* **EXERCISE**
Output the rows below as a Markdown table with the columns "Row" and "Line", from the first row through the line that contains "orientation-selector-right[interactable]: ⇱ Normal". Number each row and leave out blank lines.

--------------------

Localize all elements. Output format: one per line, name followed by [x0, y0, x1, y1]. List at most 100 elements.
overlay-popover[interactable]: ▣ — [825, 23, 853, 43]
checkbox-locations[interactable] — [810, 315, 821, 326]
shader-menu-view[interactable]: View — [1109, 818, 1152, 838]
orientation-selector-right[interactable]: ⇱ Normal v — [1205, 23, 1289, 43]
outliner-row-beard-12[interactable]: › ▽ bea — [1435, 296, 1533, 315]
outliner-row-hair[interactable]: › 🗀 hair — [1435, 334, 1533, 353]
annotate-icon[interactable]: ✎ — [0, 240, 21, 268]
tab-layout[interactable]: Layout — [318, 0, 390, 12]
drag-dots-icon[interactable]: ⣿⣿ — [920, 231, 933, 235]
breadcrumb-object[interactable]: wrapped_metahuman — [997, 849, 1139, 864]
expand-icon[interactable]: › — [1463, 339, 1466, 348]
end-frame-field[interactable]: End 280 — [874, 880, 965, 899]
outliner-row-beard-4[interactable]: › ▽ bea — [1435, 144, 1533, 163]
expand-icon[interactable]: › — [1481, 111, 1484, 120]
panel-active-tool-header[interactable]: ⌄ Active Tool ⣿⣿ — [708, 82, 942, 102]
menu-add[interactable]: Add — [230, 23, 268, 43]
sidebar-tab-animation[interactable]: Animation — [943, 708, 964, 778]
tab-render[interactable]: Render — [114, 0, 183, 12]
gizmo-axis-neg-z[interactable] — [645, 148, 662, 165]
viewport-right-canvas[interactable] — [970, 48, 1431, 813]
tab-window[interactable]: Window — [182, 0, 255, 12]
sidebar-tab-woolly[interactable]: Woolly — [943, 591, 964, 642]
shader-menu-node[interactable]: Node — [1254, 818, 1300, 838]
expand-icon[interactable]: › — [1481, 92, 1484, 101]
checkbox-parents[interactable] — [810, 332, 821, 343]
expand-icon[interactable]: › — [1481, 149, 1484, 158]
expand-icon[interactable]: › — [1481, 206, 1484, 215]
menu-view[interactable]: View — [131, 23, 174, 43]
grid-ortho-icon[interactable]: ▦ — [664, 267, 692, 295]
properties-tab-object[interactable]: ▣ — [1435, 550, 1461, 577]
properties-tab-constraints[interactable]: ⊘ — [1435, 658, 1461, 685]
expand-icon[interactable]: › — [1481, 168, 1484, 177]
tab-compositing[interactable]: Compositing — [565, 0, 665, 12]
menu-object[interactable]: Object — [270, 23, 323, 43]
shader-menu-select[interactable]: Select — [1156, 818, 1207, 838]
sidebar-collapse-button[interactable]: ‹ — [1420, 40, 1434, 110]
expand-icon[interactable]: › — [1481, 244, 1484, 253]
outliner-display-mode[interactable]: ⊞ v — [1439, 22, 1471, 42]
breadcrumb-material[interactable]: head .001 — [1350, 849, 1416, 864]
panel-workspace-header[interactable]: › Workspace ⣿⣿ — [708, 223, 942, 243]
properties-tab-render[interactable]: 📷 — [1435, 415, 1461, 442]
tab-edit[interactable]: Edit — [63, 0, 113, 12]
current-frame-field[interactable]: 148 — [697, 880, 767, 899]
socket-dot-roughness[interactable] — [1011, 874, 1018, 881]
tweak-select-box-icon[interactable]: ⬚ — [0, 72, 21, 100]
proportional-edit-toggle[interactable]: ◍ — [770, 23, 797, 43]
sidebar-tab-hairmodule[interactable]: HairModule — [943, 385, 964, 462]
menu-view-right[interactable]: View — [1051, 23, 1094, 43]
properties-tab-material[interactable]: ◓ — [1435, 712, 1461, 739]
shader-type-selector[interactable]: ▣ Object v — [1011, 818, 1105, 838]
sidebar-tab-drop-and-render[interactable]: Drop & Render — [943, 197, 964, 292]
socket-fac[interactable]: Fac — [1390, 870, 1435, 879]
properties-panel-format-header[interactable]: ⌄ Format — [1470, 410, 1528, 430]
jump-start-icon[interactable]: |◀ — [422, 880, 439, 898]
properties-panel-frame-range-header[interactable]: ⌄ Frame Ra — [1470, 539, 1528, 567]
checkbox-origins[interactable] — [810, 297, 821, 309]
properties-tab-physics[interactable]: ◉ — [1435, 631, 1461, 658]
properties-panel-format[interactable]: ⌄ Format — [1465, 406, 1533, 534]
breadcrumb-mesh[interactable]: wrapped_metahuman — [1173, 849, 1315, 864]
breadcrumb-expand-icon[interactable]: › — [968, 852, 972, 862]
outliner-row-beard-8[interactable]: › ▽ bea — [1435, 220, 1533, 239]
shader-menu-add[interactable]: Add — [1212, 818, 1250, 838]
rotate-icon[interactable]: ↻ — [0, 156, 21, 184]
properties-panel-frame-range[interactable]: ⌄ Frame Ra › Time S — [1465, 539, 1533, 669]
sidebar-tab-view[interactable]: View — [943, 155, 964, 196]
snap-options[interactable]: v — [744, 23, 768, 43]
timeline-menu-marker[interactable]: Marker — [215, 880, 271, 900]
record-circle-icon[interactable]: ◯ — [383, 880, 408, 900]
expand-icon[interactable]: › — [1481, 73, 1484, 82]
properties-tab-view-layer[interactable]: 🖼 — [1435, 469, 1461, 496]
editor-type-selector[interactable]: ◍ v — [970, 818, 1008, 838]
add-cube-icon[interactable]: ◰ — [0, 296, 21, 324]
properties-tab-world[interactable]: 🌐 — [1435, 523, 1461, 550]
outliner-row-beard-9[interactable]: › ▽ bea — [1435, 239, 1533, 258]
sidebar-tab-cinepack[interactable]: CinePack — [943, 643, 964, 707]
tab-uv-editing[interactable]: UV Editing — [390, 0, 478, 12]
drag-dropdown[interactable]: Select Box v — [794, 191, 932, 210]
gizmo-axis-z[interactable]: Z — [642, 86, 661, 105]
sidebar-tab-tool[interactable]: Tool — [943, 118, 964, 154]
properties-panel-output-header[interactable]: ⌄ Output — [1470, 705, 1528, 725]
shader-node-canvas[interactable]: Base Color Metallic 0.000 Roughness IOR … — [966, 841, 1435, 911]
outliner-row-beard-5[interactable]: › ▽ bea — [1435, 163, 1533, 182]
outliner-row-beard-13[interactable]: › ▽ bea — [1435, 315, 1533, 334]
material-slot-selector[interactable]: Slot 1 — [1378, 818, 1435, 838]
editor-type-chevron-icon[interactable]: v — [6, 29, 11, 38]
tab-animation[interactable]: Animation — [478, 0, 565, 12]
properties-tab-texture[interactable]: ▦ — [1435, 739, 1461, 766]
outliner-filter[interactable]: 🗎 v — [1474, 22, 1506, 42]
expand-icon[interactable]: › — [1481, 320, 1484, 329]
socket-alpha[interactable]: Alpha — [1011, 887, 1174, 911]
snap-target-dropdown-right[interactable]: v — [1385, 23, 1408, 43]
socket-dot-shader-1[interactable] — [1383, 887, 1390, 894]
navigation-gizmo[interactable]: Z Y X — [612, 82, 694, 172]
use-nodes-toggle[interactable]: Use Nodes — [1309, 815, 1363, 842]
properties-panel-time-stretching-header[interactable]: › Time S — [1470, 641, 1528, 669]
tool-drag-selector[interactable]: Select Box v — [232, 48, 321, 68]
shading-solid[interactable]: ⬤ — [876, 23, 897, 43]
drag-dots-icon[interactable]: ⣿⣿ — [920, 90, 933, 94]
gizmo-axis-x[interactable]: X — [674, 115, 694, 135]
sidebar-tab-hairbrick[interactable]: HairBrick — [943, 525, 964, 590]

--------------------

* **OUTPUT BELOW**
| Row | Line |
|---|---|
| 1 | Localize all elements. Output format: one per line, name followed by [x0, y0, x1, y1]. List at most 100 elements. |
| 2 | overlay-popover[interactable]: ▣ — [825, 23, 853, 43] |
| 3 | checkbox-locations[interactable] — [810, 315, 821, 326] |
| 4 | shader-menu-view[interactable]: View — [1109, 818, 1152, 838] |
| 5 | orientation-selector-right[interactable]: ⇱ Normal v — [1205, 23, 1289, 43] |